Output every line below without omitting or altering anything.

━━━━━ Source data

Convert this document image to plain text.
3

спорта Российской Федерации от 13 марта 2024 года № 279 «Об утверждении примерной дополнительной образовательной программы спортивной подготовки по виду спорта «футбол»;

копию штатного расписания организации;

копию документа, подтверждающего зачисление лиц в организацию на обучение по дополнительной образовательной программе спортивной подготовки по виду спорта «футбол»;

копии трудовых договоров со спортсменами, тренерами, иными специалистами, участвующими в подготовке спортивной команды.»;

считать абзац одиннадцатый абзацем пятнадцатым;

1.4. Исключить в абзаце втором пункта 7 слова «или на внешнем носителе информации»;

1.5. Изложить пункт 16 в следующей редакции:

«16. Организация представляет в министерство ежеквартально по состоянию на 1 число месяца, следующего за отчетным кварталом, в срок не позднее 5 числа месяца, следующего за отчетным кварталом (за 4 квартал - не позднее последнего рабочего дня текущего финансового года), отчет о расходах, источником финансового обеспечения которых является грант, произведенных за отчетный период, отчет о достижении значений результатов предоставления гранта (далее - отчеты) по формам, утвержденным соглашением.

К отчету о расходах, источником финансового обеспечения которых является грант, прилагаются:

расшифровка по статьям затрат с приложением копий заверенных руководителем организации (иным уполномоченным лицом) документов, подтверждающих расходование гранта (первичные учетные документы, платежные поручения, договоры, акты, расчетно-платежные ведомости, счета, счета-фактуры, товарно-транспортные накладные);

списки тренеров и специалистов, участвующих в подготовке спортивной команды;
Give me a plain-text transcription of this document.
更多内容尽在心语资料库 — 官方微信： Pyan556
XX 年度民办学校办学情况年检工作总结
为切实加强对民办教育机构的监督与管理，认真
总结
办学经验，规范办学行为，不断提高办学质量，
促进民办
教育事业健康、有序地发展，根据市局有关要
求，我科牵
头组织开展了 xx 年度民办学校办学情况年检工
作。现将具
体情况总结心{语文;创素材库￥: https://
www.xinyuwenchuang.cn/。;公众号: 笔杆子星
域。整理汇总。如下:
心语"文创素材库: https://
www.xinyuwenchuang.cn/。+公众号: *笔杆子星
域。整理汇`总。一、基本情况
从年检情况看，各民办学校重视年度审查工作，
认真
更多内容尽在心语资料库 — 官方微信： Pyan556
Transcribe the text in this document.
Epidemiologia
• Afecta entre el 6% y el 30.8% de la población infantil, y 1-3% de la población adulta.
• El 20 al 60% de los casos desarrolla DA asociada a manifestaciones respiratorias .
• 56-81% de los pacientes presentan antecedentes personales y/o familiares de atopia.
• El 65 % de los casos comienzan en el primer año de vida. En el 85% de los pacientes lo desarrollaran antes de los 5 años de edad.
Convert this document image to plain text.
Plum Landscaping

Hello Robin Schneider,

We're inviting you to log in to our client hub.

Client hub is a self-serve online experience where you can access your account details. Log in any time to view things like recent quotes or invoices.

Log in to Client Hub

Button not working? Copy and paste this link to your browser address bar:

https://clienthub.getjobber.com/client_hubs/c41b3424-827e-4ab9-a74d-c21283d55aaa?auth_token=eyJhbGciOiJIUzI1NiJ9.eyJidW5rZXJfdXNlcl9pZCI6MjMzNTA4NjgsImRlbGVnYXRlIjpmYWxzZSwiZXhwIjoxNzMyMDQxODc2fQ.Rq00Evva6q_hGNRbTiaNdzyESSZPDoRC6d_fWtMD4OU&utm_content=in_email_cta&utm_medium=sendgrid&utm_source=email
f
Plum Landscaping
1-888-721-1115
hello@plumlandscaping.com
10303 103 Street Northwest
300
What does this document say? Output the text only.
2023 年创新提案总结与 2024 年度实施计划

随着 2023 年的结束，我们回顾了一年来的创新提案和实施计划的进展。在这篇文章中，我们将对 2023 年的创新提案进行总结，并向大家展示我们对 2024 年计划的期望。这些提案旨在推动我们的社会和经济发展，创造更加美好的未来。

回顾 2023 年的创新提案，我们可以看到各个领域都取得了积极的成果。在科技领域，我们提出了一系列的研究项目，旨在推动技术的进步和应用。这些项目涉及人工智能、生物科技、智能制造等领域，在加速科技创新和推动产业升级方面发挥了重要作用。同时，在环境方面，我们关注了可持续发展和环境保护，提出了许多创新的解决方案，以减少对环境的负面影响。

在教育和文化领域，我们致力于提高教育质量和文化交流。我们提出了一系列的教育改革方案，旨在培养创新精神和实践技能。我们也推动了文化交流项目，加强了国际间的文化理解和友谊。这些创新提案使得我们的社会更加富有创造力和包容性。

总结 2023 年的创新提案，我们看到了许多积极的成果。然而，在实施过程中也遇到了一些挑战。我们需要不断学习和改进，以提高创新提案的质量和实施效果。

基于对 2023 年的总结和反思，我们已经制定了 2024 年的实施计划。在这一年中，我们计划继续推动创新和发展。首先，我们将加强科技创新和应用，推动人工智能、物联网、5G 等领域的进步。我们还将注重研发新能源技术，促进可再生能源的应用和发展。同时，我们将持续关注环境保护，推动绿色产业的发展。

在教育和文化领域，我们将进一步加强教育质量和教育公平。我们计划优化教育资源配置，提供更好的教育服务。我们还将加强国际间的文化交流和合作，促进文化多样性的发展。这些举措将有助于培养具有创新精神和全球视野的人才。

━━━━━━━━━━

Answer below:
Convert this document image to plain text.
3

спорта Российской Федерации от 13 марта 2024 года № 279 «Об утверждении примерной дополнительной образовательной программы спортивной подготовки по виду спорта «футбол»;

копию штатного расписания организации;

копию документа, подтверждающего зачисление лиц в организацию на обучение по дополнительной образовательной программе спортивной подготовки по виду спорта «футбол»;

копии трудовых договоров со спортсменами, тренерами, иными специалистами, участвующими в подготовке спортивной команды.»;

считать абзац одиннадцатый абзацем пятнадцатым;

1.4. Исключить в абзаце втором пункта 7 слова «или на внешнем носителе информации»;

1.5. Изложить пункт 16 в следующей редакции:

«16. Организация представляет в министерство ежеквартально по состоянию на 1 число месяца, следующего за отчетным кварталом, в срок не позднее 5 числа месяца, следующего за отчетным кварталом (за 4 квартал - не позднее последнего рабочего дня текущего финансового года), отчет о расходах, источником финансового обеспечения которых является грант, произведенных за отчетный период, отчет о достижении значений результатов предоставления гранта (далее - отчеты) по формам, утвержденным соглашением.

К отчету о расходах, источником финансового обеспечения которых является грант, прилагаются:

расшифровка по статьям затрат с приложением копий заверенных руководителем организации (иным уполномоченным лицом) документов, подтверждающих расходование гранта (первичные учетные документы, платежные поручения, договоры, акты, расчетно-платежные ведомости, счета, счета-фактуры, товарно-транспортные накладные);

списки тренеров и специалистов, участвующих в подготовке спортивной команды;
Give me a plain-text transcription of this document.
更多内容尽在心语资料库 — 官方微信： Pyan556
XX 年度民办学校办学情况年检工作总结
为切实加强对民办教育机构的监督与管理，认真
总结
办学经验，规范办学行为，不断提高办学质量，
促进民办
教育事业健康、有序地发展，根据市局有关要
求，我科牵
头组织开展了 xx 年度民办学校办学情况年检工
作。现将具
体情况总结心{语文;创素材库￥: https://
www.xinyuwenchuang.cn/。;公众号: 笔杆子星
域。整理汇总。如下:
心语"文创素材库: https://
www.xinyuwenchuang.cn/。+公众号: *笔杆子星
域。整理汇`总。一、基本情况
从年检情况看，各民办学校重视年度审查工作，
认真
更多内容尽在心语资料库 — 官方微信： Pyan556
Transcribe the text in this document.
Epidemiologia
• Afecta entre el 6% y el 30.8% de la población infantil, y 1-3% de la población adulta.
• El 20 al 60% de los casos desarrolla DA asociada a manifestaciones respiratorias .
• 56-81% de los pacientes presentan antecedentes personales y/o familiares de atopia.
• El 65 % de los casos comienzan en el primer año de vida. En el 85% de los pacientes lo desarrollaran antes de los 5 años de edad.
Convert this document image to plain text.
Plum Landscaping

Hello Robin Schneider,

We're inviting you to log in to our client hub.

Client hub is a self-serve online experience where you can access your account details. Log in any time to view things like recent quotes or invoices.

Log in to Client Hub

Button not working? Copy and paste this link to your browser address bar:

https://clienthub.getjobber.com/client_hubs/c41b3424-827e-4ab9-a74d-c21283d55aaa?auth_token=eyJhbGciOiJIUzI1NiJ9.eyJidW5rZXJfdXNlcl9pZCI6MjMzNTA4NjgsImRlbGVnYXRlIjpmYWxzZSwiZXhwIjoxNzMyMDQxODc2fQ.Rq00Evva6q_hGNRbTiaNdzyESSZPDoRC6d_fWtMD4OU&utm_content=in_email_cta&utm_medium=sendgrid&utm_source=email
f
Plum Landscaping
1-888-721-1115
hello@plumlandscaping.com
10303 103 Street Northwest
300
What does this document say? Output the text only.
2023 年创新提案总结与 2024 年度实施计划

随着 2023 年的结束，我们回顾了一年来的创新提案和实施计划的进展。在这篇文章中，我们将对 2023 年的创新提案进行总结，并向大家展示我们对 2024 年计划的期望。这些提案旨在推动我们的社会和经济发展，创造更加美好的未来。

回顾 2023 年的创新提案，我们可以看到各个领域都取得了积极的成果。在科技领域，我们提出了一系列的研究项目，旨在推动技术的进步和应用。这些项目涉及人工智能、生物科技、智能制造等领域，在加速科技创新和推动产业升级方面发挥了重要作用。同时，在环境方面，我们关注了可持续发展和环境保护，提出了许多创新的解决方案，以减少对环境的负面影响。

在教育和文化领域，我们致力于提高教育质量和文化交流。我们提出了一系列的教育改革方案，旨在培养创新精神和实践技能。我们也推动了文化交流项目，加强了国际间的文化理解和友谊。这些创新提案使得我们的社会更加富有创造力和包容性。

总结 2023 年的创新提案，我们看到了许多积极的成果。然而，在实施过程中也遇到了一些挑战。我们需要不断学习和改进，以提高创新提案的质量和实施效果。

基于对 2023 年的总结和反思，我们已经制定了 2024 年的实施计划。在这一年中，我们计划继续推动创新和发展。首先，我们将加强科技创新和应用，推动人工智能、物联网、5G 等领域的进步。我们还将注重研发新能源技术，促进可再生能源的应用和发展。同时，我们将持续关注环境保护，推动绿色产业的发展。

在教育和文化领域，我们将进一步加强教育质量和教育公平。我们计划优化教育资源配置，提供更好的教育服务。我们还将加强国际间的文化交流和合作，促进文化多样性的发展。这些举措将有助于培养具有创新精神和全球视野的人才。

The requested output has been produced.